What the exercise asks
Report how many lines contain "Note". Give the number and nothing else.

[Data records]
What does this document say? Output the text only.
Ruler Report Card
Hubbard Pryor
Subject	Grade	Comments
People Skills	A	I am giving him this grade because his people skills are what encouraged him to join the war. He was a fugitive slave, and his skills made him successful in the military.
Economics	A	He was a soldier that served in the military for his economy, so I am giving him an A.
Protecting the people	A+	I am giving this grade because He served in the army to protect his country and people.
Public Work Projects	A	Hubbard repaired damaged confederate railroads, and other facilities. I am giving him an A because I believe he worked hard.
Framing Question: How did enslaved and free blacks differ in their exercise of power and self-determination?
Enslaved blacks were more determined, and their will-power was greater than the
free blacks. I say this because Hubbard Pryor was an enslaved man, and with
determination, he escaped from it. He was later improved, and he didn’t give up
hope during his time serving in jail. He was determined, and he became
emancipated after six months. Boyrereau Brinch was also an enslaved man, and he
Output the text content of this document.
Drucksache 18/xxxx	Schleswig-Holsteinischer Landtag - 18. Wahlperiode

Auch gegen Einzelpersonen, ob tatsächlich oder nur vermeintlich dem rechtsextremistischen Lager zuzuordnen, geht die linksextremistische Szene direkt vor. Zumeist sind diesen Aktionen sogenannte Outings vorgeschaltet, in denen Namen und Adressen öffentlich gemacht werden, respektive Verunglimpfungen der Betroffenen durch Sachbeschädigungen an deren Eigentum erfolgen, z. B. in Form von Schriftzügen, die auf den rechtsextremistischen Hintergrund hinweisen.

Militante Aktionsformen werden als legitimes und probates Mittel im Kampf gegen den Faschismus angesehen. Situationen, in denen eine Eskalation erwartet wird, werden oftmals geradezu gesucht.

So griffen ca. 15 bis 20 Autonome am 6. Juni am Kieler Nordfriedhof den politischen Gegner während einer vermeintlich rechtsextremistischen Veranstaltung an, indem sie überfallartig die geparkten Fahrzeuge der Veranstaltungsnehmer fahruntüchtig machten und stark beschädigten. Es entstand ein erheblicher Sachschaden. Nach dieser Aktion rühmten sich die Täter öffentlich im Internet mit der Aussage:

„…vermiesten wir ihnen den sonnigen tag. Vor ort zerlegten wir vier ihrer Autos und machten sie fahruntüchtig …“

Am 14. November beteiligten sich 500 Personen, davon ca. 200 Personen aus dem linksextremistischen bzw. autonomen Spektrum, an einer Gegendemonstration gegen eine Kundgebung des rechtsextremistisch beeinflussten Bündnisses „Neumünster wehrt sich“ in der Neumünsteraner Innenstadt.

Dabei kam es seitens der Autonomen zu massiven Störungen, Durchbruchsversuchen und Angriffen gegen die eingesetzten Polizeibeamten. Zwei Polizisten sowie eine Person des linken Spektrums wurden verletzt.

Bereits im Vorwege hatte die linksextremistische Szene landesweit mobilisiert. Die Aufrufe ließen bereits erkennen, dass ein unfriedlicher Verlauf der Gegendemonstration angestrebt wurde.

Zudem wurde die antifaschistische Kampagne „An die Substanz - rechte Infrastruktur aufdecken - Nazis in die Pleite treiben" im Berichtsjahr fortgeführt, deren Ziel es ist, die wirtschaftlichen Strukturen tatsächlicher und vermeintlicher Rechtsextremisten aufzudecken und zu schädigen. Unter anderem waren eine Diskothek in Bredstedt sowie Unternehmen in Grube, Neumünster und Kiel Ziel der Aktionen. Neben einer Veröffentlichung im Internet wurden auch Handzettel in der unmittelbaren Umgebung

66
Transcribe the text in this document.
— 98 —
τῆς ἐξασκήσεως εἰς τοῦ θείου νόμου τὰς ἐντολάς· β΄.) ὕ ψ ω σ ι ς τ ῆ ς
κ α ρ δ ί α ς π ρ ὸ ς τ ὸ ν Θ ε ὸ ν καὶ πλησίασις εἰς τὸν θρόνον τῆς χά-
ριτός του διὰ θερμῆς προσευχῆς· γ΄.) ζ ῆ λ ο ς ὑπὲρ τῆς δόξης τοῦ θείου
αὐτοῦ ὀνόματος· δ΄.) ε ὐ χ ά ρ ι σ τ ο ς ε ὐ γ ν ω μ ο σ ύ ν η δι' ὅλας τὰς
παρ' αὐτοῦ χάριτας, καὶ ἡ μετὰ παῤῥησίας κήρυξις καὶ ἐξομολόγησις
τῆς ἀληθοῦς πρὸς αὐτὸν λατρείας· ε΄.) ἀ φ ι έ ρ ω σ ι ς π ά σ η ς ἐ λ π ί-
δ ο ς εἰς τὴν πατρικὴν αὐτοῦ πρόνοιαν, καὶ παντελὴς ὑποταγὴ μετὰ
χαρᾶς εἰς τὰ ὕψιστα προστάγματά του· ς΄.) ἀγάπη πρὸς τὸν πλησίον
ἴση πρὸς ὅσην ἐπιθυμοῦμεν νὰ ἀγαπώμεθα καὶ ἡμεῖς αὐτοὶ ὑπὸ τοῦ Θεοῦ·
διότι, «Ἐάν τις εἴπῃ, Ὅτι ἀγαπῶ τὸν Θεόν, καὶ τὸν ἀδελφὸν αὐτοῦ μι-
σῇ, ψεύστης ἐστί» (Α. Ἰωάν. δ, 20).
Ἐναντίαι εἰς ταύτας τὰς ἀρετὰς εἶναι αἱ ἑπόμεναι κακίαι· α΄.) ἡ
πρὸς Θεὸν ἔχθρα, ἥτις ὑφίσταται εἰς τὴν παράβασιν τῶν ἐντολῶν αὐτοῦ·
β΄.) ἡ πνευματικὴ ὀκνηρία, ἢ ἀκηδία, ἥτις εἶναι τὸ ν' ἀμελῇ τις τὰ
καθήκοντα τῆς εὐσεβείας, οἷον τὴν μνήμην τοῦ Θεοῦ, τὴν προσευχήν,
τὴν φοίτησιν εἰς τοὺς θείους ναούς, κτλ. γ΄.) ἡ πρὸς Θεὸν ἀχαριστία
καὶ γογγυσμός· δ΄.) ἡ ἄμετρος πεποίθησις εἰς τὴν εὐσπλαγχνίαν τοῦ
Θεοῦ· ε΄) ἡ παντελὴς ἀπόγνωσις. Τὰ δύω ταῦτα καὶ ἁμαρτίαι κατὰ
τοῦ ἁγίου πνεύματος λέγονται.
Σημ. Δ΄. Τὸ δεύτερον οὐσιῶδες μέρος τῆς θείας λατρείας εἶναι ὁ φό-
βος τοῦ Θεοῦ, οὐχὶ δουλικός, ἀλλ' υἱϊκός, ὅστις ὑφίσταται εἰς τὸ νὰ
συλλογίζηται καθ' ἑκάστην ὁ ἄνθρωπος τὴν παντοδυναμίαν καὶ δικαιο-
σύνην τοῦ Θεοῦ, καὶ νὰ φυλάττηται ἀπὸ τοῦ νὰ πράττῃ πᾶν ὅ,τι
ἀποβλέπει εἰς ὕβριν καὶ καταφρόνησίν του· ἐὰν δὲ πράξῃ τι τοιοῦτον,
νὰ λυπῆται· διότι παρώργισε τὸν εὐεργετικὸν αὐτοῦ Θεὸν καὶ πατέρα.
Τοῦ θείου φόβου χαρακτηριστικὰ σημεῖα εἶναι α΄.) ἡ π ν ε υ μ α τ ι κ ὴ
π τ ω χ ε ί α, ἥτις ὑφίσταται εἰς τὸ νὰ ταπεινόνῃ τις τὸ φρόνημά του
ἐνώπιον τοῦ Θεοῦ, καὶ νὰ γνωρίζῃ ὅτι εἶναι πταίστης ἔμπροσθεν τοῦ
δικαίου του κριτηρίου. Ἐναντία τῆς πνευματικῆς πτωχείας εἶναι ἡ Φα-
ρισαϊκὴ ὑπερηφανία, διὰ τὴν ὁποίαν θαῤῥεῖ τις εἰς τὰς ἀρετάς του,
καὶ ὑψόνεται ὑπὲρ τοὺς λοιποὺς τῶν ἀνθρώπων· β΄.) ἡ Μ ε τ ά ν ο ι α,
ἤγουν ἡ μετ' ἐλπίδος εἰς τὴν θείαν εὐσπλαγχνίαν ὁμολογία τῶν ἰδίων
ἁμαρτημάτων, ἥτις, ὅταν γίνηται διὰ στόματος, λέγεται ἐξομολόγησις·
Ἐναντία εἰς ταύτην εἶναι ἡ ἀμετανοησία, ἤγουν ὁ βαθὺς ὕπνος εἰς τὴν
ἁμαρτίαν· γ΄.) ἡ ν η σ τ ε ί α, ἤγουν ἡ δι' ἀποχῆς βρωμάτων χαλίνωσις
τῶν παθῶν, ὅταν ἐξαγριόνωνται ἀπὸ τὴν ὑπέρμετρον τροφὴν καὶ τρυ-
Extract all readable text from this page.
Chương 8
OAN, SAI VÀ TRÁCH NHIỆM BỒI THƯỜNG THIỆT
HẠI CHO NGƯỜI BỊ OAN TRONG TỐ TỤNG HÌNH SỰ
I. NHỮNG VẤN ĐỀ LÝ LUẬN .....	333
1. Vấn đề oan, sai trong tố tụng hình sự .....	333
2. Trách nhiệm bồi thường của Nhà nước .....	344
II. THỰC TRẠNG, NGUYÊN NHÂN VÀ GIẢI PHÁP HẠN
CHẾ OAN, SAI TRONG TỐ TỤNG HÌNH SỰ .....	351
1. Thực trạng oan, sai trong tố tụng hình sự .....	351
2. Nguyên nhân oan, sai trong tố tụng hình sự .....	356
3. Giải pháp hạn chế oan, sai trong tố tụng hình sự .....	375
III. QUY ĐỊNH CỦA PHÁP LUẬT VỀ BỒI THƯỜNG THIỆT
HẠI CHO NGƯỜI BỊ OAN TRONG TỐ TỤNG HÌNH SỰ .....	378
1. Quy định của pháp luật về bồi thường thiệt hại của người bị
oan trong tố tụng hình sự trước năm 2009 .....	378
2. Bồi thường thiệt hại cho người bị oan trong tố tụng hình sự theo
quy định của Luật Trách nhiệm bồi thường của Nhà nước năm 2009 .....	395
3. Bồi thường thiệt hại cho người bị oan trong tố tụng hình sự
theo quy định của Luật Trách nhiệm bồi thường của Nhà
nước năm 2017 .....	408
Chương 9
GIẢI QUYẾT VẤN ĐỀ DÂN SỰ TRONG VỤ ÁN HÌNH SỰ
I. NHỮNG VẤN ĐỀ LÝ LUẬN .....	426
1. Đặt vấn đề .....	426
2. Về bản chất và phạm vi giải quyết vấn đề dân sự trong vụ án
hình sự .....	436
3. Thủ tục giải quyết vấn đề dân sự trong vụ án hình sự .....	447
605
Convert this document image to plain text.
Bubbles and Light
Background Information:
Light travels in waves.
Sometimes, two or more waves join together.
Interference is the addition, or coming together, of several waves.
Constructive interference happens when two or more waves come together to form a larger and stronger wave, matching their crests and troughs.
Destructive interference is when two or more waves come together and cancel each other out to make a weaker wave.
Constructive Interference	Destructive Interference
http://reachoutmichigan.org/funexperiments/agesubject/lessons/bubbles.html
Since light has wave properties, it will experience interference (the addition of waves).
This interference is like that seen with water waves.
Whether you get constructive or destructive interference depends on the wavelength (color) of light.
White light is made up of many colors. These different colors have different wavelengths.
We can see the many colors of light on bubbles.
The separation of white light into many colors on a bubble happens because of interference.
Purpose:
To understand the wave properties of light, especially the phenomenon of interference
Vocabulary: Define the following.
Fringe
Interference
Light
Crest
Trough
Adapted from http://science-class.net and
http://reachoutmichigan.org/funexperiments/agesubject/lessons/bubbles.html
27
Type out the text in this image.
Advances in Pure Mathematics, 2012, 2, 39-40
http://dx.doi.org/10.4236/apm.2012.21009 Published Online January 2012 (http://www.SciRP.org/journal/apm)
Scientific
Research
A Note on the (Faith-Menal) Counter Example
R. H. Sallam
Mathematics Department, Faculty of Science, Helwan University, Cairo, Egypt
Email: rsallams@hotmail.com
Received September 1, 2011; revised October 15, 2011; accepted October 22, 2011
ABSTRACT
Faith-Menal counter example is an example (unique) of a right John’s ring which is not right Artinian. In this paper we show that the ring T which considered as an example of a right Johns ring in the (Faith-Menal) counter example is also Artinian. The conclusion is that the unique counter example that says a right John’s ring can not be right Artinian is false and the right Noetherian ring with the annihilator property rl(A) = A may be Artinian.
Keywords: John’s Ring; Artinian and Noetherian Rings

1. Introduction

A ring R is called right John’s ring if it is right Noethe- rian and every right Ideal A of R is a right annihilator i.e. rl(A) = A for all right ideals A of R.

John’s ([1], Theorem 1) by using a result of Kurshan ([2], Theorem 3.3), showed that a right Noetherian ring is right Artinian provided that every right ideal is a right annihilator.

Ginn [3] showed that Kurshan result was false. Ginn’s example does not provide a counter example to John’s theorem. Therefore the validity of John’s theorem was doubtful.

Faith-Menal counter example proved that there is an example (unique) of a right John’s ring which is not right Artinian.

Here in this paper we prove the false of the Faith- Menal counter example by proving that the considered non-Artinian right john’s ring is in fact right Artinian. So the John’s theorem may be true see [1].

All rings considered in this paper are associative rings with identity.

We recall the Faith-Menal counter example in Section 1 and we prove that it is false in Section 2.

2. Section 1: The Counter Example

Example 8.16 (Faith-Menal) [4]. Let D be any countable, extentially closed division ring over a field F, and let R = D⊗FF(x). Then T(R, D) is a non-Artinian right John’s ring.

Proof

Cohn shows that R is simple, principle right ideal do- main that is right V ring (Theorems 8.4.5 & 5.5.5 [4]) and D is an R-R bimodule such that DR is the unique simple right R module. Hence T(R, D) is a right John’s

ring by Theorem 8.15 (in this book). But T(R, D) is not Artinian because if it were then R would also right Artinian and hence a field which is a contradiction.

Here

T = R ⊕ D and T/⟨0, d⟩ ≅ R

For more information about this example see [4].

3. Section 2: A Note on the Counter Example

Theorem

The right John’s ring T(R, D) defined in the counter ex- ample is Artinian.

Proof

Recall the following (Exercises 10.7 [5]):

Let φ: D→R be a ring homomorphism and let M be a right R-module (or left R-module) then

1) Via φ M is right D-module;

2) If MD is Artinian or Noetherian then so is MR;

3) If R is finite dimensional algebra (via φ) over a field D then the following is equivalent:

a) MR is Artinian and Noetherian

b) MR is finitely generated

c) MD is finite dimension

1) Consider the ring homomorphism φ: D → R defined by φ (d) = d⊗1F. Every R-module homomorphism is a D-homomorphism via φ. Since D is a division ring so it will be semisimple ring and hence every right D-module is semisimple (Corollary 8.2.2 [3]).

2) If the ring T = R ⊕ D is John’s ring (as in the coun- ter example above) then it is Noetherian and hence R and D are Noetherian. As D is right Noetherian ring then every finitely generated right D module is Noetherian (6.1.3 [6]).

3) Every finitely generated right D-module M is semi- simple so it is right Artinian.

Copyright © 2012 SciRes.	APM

Response for this exercise
2